**** ENTRIES

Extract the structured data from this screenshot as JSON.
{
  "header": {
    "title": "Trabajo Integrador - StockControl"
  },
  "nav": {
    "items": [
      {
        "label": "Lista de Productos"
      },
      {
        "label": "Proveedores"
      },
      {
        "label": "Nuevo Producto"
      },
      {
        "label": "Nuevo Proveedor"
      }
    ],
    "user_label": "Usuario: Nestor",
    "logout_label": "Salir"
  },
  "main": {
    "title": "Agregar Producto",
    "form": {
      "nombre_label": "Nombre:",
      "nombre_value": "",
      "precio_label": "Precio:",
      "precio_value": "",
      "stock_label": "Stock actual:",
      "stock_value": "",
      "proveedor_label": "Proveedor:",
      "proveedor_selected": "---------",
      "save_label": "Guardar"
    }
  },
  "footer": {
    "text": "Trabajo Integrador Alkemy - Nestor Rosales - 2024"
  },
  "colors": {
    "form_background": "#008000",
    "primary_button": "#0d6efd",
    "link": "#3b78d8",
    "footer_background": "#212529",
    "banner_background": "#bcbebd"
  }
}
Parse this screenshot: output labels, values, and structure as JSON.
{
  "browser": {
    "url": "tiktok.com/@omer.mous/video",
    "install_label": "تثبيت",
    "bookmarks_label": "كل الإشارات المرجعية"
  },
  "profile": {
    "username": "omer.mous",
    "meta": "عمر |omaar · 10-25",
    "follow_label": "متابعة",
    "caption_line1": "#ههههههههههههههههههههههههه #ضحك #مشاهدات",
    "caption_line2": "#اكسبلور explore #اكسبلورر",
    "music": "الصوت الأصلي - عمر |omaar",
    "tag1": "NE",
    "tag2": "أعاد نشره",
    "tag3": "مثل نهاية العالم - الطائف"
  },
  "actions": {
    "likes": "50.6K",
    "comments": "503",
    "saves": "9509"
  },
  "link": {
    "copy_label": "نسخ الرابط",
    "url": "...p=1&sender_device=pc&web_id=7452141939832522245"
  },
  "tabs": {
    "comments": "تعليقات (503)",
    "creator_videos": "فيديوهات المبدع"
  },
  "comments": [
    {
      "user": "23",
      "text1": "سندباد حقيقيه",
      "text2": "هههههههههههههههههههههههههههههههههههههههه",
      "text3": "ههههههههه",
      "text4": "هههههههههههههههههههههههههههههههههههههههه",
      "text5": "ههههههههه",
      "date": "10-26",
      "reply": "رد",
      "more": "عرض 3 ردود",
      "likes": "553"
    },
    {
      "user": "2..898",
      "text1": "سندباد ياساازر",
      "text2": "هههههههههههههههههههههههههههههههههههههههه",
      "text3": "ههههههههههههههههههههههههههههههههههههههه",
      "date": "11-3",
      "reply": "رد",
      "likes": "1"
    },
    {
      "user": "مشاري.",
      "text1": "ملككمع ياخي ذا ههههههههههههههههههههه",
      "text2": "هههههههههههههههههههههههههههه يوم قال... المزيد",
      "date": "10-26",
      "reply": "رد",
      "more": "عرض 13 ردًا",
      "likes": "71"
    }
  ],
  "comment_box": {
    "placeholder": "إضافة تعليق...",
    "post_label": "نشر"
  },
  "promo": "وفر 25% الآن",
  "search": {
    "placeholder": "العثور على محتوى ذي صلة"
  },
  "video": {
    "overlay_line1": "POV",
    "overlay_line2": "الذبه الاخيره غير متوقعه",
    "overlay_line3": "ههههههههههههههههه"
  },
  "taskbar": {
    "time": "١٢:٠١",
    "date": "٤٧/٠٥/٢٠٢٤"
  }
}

********

Count each line with "this" in it and report that figure by itself.

▶ SOLUTION
2